◆ **Collected data**:

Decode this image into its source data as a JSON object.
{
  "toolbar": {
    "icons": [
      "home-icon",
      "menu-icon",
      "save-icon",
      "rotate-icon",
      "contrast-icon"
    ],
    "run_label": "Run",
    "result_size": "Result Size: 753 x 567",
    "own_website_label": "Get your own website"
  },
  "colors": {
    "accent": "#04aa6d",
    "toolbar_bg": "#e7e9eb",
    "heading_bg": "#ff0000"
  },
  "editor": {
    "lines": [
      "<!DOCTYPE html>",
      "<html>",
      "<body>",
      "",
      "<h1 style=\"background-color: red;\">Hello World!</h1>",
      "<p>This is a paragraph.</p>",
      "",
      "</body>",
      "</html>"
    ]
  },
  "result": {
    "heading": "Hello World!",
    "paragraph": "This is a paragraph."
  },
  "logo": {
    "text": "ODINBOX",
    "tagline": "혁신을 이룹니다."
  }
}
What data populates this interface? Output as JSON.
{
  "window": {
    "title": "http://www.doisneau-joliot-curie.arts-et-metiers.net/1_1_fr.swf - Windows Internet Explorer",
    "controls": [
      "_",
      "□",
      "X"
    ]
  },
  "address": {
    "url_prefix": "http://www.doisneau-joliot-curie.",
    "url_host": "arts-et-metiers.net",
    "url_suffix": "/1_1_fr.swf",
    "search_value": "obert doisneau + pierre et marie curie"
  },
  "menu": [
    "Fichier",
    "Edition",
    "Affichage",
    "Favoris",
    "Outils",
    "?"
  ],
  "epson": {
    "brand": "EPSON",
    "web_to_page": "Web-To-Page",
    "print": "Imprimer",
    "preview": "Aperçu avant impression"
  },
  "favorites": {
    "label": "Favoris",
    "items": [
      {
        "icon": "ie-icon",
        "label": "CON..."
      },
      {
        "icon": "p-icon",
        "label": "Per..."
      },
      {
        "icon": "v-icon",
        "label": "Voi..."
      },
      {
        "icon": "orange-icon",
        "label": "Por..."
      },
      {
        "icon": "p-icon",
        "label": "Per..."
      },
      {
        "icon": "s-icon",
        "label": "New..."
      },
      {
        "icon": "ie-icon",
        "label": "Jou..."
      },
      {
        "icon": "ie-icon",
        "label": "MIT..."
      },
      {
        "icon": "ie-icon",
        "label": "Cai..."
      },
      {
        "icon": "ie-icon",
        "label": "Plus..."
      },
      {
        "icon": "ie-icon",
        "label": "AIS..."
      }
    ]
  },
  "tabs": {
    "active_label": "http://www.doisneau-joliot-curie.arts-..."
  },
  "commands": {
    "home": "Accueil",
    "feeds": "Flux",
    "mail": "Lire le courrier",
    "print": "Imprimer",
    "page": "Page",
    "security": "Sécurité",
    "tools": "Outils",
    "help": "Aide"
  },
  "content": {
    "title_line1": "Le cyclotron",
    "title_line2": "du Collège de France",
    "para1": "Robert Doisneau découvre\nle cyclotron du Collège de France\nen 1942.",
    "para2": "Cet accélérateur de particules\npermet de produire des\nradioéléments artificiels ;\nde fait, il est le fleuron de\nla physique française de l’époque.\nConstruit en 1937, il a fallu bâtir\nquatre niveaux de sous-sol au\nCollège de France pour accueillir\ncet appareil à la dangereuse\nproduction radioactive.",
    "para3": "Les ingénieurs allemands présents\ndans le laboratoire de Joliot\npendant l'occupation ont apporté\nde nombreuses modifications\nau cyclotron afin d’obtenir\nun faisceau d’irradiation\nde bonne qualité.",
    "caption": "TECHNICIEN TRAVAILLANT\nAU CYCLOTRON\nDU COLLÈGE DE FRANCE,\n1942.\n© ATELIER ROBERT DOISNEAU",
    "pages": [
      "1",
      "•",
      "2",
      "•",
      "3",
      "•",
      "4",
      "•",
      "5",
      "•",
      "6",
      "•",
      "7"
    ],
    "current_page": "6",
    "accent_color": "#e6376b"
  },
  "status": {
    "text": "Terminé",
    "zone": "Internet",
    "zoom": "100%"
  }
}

◆ **Exercise instructions**: Output the records verbatim, from the first line to the last.

◆ **Answer below**:
Decode this image into its source data as a JSON object.
{
  "toolbar": {
    "icons": [
      "home-icon",
      "menu-icon",
      "save-icon",
      "rotate-icon",
      "contrast-icon"
    ],
    "run_label": "Run",
    "result_size": "Result Size: 753 x 567",
    "own_website_label": "Get your own website"
  },
  "colors": {
    "accent": "#04aa6d",
    "toolbar_bg": "#e7e9eb",
    "heading_bg": "#ff0000"
  },
  "editor": {
    "lines": [
      "<!DOCTYPE html>",
      "<html>",
      "<body>",
      "",
      "<h1 style=\"background-color: red;\">Hello World!</h1>",
      "<p>This is a paragraph.</p>",
      "",
      "</body>",
      "</html>"
    ]
  },
  "result": {
    "heading": "Hello World!",
    "paragraph": "This is a paragraph."
  },
  "logo": {
    "text": "ODINBOX",
    "tagline": "혁신을 이룹니다."
  }
}
What data populates this interface? Output as JSON.
{
  "window": {
    "title": "http://www.doisneau-joliot-curie.arts-et-metiers.net/1_1_fr.swf - Windows Internet Explorer",
    "controls": [
      "_",
      "□",
      "X"
    ]
  },
  "address": {
    "url_prefix": "http://www.doisneau-joliot-curie.",
    "url_host": "arts-et-metiers.net",
    "url_suffix": "/1_1_fr.swf",
    "search_value": "obert doisneau + pierre et marie curie"
  },
  "menu": [
    "Fichier",
    "Edition",
    "Affichage",
    "Favoris",
    "Outils",
    "?"
  ],
  "epson": {
    "brand": "EPSON",
    "web_to_page": "Web-To-Page",
    "print": "Imprimer",
    "preview": "Aperçu avant impression"
  },
  "favorites": {
    "label": "Favoris",
    "items": [
      {
        "icon": "ie-icon",
        "label": "CON..."
      },
      {
        "icon": "p-icon",
        "label": "Per..."
      },
      {
        "icon": "v-icon",
        "label": "Voi..."
      },
      {
        "icon": "orange-icon",
        "label": "Por..."
      },
      {
        "icon": "p-icon",
        "label": "Per..."
      },
      {
        "icon": "s-icon",
        "label": "New..."
      },
      {
        "icon": "ie-icon",
        "label": "Jou..."
      },
      {
        "icon": "ie-icon",
        "label": "MIT..."
      },
      {
        "icon": "ie-icon",
        "label": "Cai..."
      },
      {
        "icon": "ie-icon",
        "label": "Plus..."
      },
      {
        "icon": "ie-icon",
        "label": "AIS..."
      }
    ]
  },
  "tabs": {
    "active_label": "http://www.doisneau-joliot-curie.arts-..."
  },
  "commands": {
    "home": "Accueil",
    "feeds": "Flux",
    "mail": "Lire le courrier",
    "print": "Imprimer",
    "page": "Page",
    "security": "Sécurité",
    "tools": "Outils",
    "help": "Aide"
  },
  "content": {
    "title_line1": "Le cyclotron",
    "title_line2": "du Collège de France",
    "para1": "Robert Doisneau découvre\nle cyclotron du Collège de France\nen 1942.",
    "para2": "Cet accélérateur de particules\npermet de produire des\nradioéléments artificiels ;\nde fait, il est le fleuron de\nla physique française de l’époque.\nConstruit en 1937, il a fallu bâtir\nquatre niveaux de sous-sol au\nCollège de France pour accueillir\ncet appareil à la dangereuse\nproduction radioactive.",
    "para3": "Les ingénieurs allemands présents\ndans le laboratoire de Joliot\npendant l'occupation ont apporté\nde nombreuses modifications\nau cyclotron afin d’obtenir\nun faisceau d’irradiation\nde bonne qualité.",
    "caption": "TECHNICIEN TRAVAILLANT\nAU CYCLOTRON\nDU COLLÈGE DE FRANCE,\n1942.\n© ATELIER ROBERT DOISNEAU",
    "pages": [
      "1",
      "•",
      "2",
      "•",
      "3",
      "•",
      "4",
      "•",
      "5",
      "•",
      "6",
      "•",
      "7"
    ],
    "current_page": "6",
    "accent_color": "#e6376b"
  },
  "status": {
    "text": "Terminé",
    "zone": "Internet",
    "zoom": "100%"
  }
}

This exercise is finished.